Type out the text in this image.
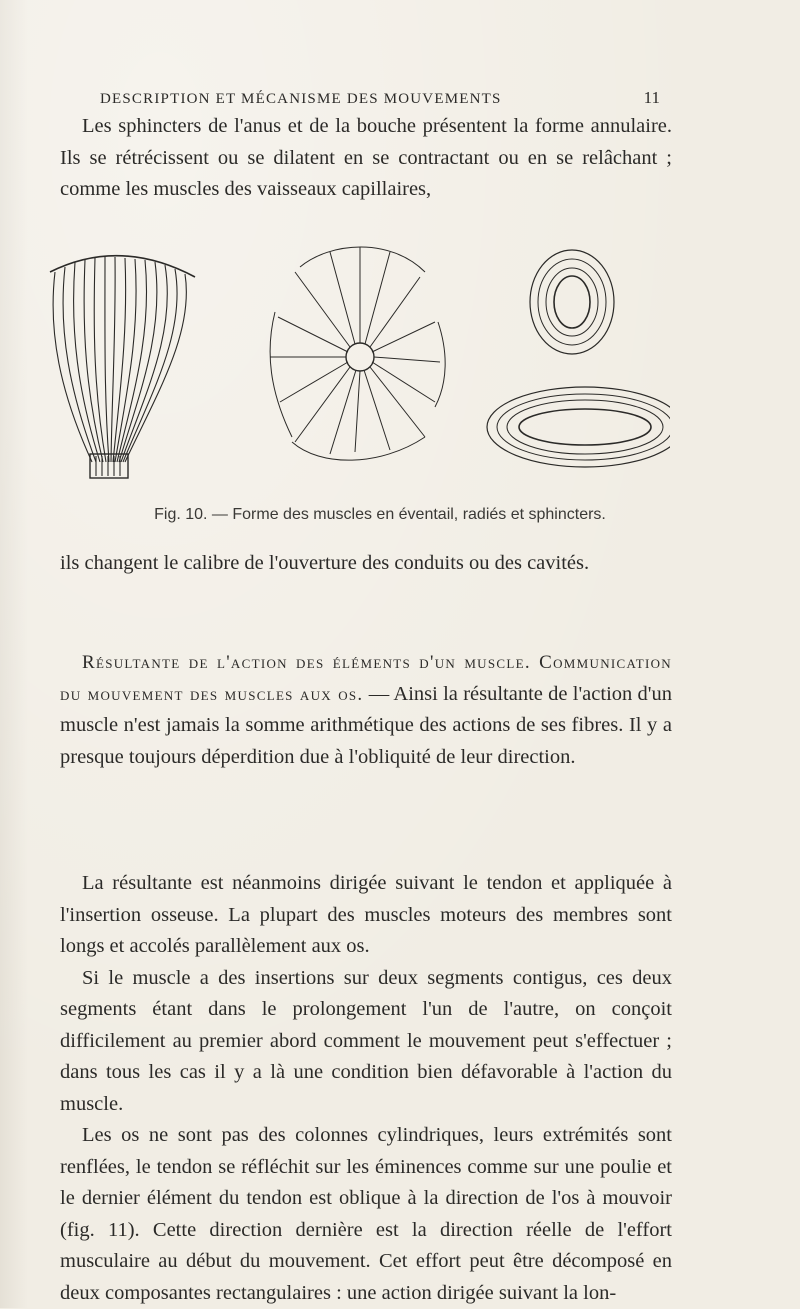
DESCRIPTION ET MÉCANISME DES MOUVEMENTS	11

Les sphincters de l'anus et de la bouche présentent la forme annulaire. Ils se rétrécissent ou se dilatent en se contractant ou en se relâchant ; comme les muscles des vaisseaux capillaires,

Fig. 10. — Forme des muscles en éventail, radiés et sphincters.

ils changent le calibre de l'ouverture des conduits ou des cavités.

Résultante de l'action des éléments d'un muscle. Communication du mouvement des muscles aux os. — Ainsi la résultante de l'action d'un muscle n'est jamais la somme arithmétique des actions de ses fibres. Il y a presque toujours déperdition due à l'obliquité de leur direction.

La résultante est néanmoins dirigée suivant le tendon et appliquée à l'insertion osseuse. La plupart des muscles moteurs des membres sont longs et accolés parallèlement aux os.
Si le muscle a des insertions sur deux segments contigus, ces deux segments étant dans le prolongement l'un de l'autre, on conçoit difficilement au premier abord comment le mouvement peut s'effectuer ; dans tous les cas il y a là une condition bien défavorable à l'action du muscle.
Les os ne sont pas des colonnes cylindriques, leurs extrémités sont renflées, le tendon se réfléchit sur les éminences comme sur une poulie et le dernier élément du tendon est oblique à la direction de l'os à mouvoir (fig. 11). Cette direction dernière est la direction réelle de l'effort musculaire au début du mouvement. Cet effort peut être décomposé en deux composantes rectangulaires : une action dirigée suivant la lon-
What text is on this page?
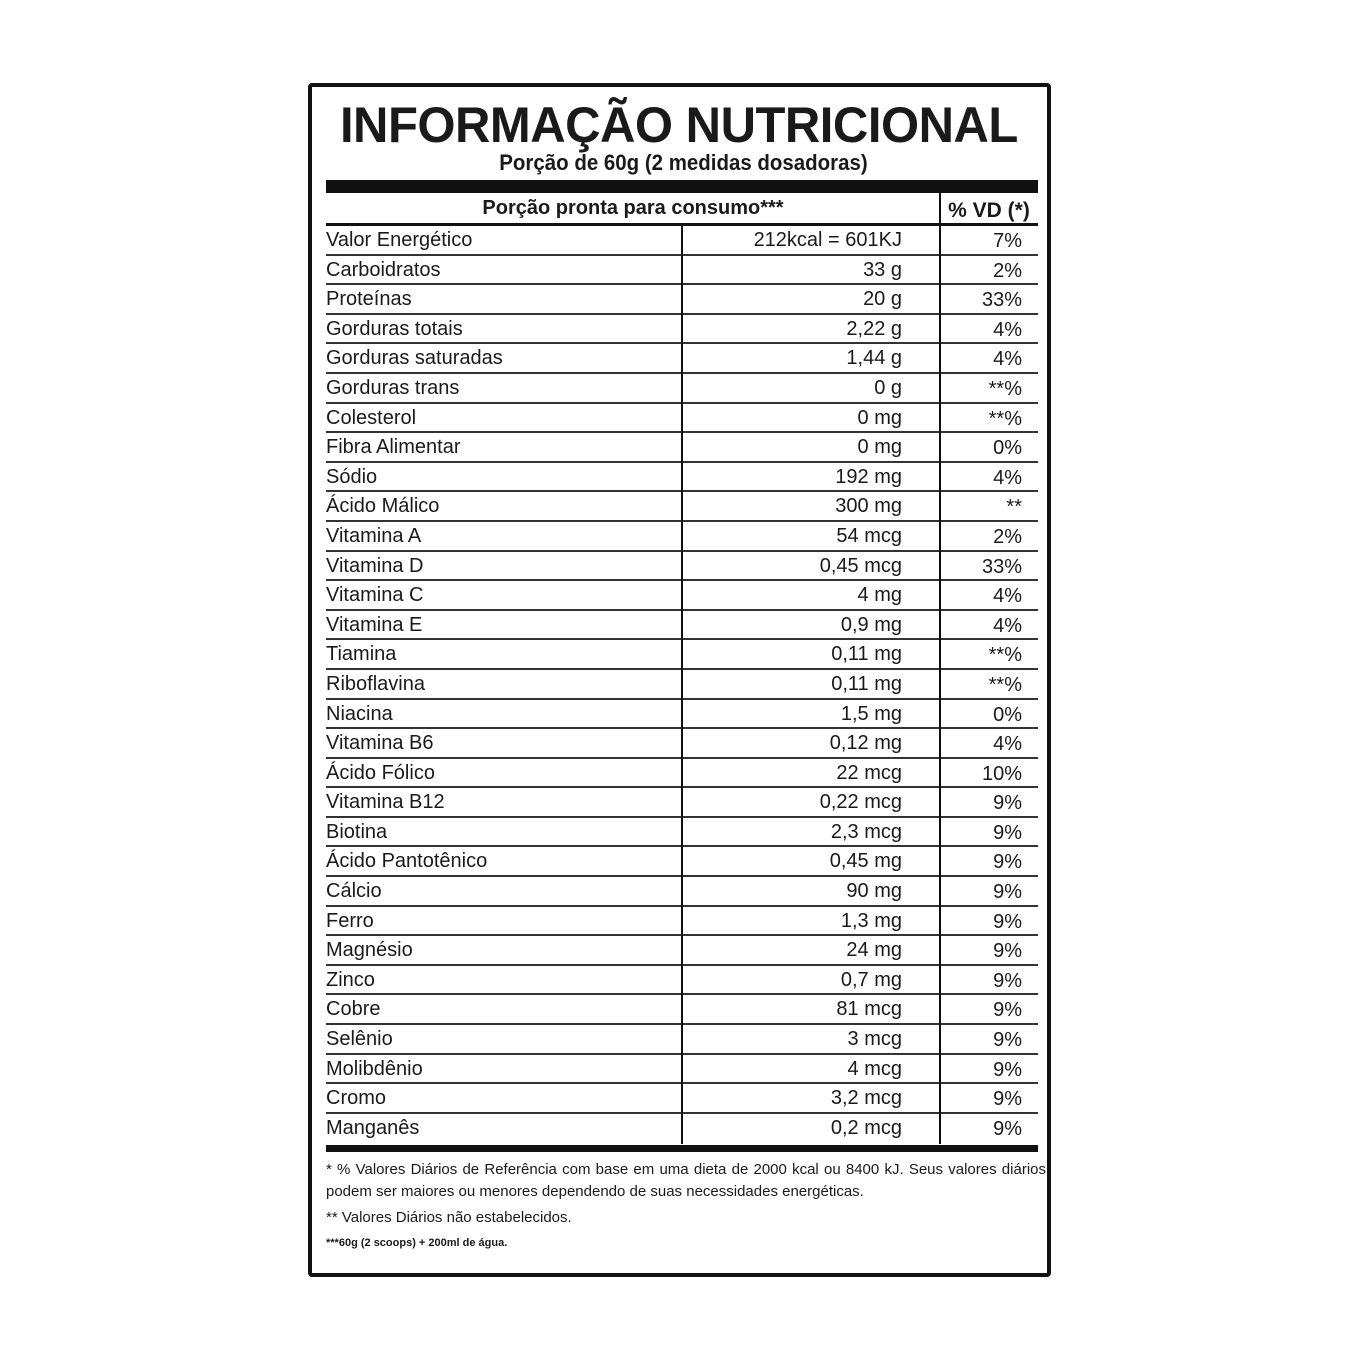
INFORMAÇÃO NUTRICIONAL
Porção de 60g (2 medidas dosadoras)
Porção pronta para consumo***	% VD (*)
Valor Energético	212kcal = 601KJ	7%
Carboidratos	33 g	2%
Proteínas	20 g	33%
Gorduras totais	2,22 g	4%
Gorduras saturadas	1,44 g	4%
Gorduras trans	0 g	**%
Colesterol	0 mg	**%
Fibra Alimentar	0 mg	0%
Sódio	192 mg	4%
Ácido Málico	300 mg	**
Vitamina A	54 mcg	2%
Vitamina D	0,45 mcg	33%
Vitamina C	4 mg	4%
Vitamina E	0,9 mg	4%
Tiamina	0,11 mg	**%
Riboflavina	0,11 mg	**%
Niacina	1,5 mg	0%
Vitamina B6	0,12 mg	4%
Ácido Fólico	22 mcg	10%
Vitamina B12	0,22 mcg	9%
Biotina	2,3 mcg	9%
Ácido Pantotênico	0,45 mg	9%
Cálcio	90 mg	9%
Ferro	1,3 mg	9%
Magnésio	24 mg	9%
Zinco	0,7 mg	9%
Cobre	81 mcg	9%
Selênio	3 mcg	9%
Molibdênio	4 mcg	9%
Cromo	3,2 mcg	9%
Manganês	0,2 mcg	9%
* % Valores Diários de Referência com base em uma dieta de 2000 kcal ou 8400 kJ. Seus valores diários podem ser maiores ou menores dependendo de suas necessidades energéticas.
** Valores Diários não estabelecidos.
***60g (2 scoops) + 200ml de água.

_ _ _ _ _ _ _

> The exercise
Take every line from the records above that has the word "Diários" and copy it.

> Task result
* % Valores Diários de Referência com base em uma dieta de 2000 kcal ou 8400 kJ. Seus valores diários podem ser maiores ou menores dependendo de suas necessidades energéticas.
** Valores Diários não estabelecidos.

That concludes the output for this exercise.